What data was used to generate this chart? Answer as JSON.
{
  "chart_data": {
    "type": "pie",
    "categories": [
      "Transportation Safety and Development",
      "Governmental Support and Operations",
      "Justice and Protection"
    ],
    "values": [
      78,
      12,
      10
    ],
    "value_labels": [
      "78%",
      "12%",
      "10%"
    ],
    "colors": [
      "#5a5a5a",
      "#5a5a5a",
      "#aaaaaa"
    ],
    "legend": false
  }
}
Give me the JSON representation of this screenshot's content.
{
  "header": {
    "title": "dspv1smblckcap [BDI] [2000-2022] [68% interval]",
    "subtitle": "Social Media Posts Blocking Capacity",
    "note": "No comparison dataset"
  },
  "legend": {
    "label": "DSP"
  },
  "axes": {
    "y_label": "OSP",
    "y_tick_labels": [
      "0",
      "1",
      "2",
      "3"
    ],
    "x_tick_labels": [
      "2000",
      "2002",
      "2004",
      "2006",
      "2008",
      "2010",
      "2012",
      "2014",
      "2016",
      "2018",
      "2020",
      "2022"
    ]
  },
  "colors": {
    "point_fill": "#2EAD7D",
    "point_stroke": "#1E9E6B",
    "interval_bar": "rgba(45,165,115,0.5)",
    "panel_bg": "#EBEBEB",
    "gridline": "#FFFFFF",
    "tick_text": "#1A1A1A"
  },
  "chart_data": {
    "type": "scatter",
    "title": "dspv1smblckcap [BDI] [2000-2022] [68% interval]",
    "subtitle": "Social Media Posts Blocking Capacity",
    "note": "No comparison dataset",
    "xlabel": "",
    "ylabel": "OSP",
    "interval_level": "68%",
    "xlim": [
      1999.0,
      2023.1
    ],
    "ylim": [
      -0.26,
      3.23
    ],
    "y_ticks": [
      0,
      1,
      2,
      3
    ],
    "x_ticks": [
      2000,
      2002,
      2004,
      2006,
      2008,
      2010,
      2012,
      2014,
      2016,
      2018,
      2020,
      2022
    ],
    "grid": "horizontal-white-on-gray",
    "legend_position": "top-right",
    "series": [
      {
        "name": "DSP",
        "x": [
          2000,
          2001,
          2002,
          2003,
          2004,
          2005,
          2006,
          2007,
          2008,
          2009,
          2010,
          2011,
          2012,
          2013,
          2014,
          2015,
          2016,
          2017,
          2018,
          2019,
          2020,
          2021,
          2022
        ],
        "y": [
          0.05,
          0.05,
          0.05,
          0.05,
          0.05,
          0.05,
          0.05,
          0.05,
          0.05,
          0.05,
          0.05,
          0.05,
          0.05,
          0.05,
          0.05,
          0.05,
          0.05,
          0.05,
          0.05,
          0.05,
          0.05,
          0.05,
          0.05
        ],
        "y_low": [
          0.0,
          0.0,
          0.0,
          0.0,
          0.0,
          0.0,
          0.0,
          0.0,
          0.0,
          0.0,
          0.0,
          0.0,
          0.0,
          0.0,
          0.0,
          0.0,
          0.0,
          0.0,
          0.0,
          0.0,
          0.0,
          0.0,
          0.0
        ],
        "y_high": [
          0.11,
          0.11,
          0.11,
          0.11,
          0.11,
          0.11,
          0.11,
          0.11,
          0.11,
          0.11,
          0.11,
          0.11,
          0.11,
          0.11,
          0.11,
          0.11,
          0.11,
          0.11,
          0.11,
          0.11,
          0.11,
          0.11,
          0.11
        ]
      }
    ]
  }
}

## PROBLEM DETAILS:
Every line of the data above should be reproduced word for word.

## SOLVED EXERCISE:
What data was used to generate this chart? Answer as JSON.
{
  "chart_data": {
    "type": "pie",
    "categories": [
      "Transportation Safety and Development",
      "Governmental Support and Operations",
      "Justice and Protection"
    ],
    "values": [
      78,
      12,
      10
    ],
    "value_labels": [
      "78%",
      "12%",
      "10%"
    ],
    "colors": [
      "#5a5a5a",
      "#5a5a5a",
      "#aaaaaa"
    ],
    "legend": false
  }
}
Give me the JSON representation of this screenshot's content.
{
  "header": {
    "title": "dspv1smblckcap [BDI] [2000-2022] [68% interval]",
    "subtitle": "Social Media Posts Blocking Capacity",
    "note": "No comparison dataset"
  },
  "legend": {
    "label": "DSP"
  },
  "axes": {
    "y_label": "OSP",
    "y_tick_labels": [
      "0",
      "1",
      "2",
      "3"
    ],
    "x_tick_labels": [
      "2000",
      "2002",
      "2004",
      "2006",
      "2008",
      "2010",
      "2012",
      "2014",
      "2016",
      "2018",
      "2020",
      "2022"
    ]
  },
  "colors": {
    "point_fill": "#2EAD7D",
    "point_stroke": "#1E9E6B",
    "interval_bar": "rgba(45,165,115,0.5)",
    "panel_bg": "#EBEBEB",
    "gridline": "#FFFFFF",
    "tick_text": "#1A1A1A"
  },
  "chart_data": {
    "type": "scatter",
    "title": "dspv1smblckcap [BDI] [2000-2022] [68% interval]",
    "subtitle": "Social Media Posts Blocking Capacity",
    "note": "No comparison dataset",
    "xlabel": "",
    "ylabel": "OSP",
    "interval_level": "68%",
    "xlim": [
      1999.0,
      2023.1
    ],
    "ylim": [
      -0.26,
      3.23
    ],
    "y_ticks": [
      0,
      1,
      2,
      3
    ],
    "x_ticks": [
      2000,
      2002,
      2004,
      2006,
      2008,
      2010,
      2012,
      2014,
      2016,
      2018,
      2020,
      2022
    ],
    "grid": "horizontal-white-on-gray",
    "legend_position": "top-right",
    "series": [
      {
        "name": "DSP",
        "x": [
          2000,
          2001,
          2002,
          2003,
          2004,
          2005,
          2006,
          2007,
          2008,
          2009,
          2010,
          2011,
          2012,
          2013,
          2014,
          2015,
          2016,
          2017,
          2018,
          2019,
          2020,
          2021,
          2022
        ],
        "y": [
          0.05,
          0.05,
          0.05,
          0.05,
          0.05,
          0.05,
          0.05,
          0.05,
          0.05,
          0.05,
          0.05,
          0.05,
          0.05,
          0.05,
          0.05,
          0.05,
          0.05,
          0.05,
          0.05,
          0.05,
          0.05,
          0.05,
          0.05
        ],
        "y_low": [
          0.0,
          0.0,
          0.0,
          0.0,
          0.0,
          0.0,
          0.0,
          0.0,
          0.0,
          0.0,
          0.0,
          0.0,
          0.0,
          0.0,
          0.0,
          0.0,
          0.0,
          0.0,
          0.0,
          0.0,
          0.0,
          0.0,
          0.0
        ],
        "y_high": [
          0.11,
          0.11,
          0.11,
          0.11,
          0.11,
          0.11,
          0.11,
          0.11,
          0.11,
          0.11,
          0.11,
          0.11,
          0.11,
          0.11,
          0.11,
          0.11,
          0.11,
          0.11,
          0.11,
          0.11,
          0.11,
          0.11,
          0.11
        ]
      }
    ]
  }
}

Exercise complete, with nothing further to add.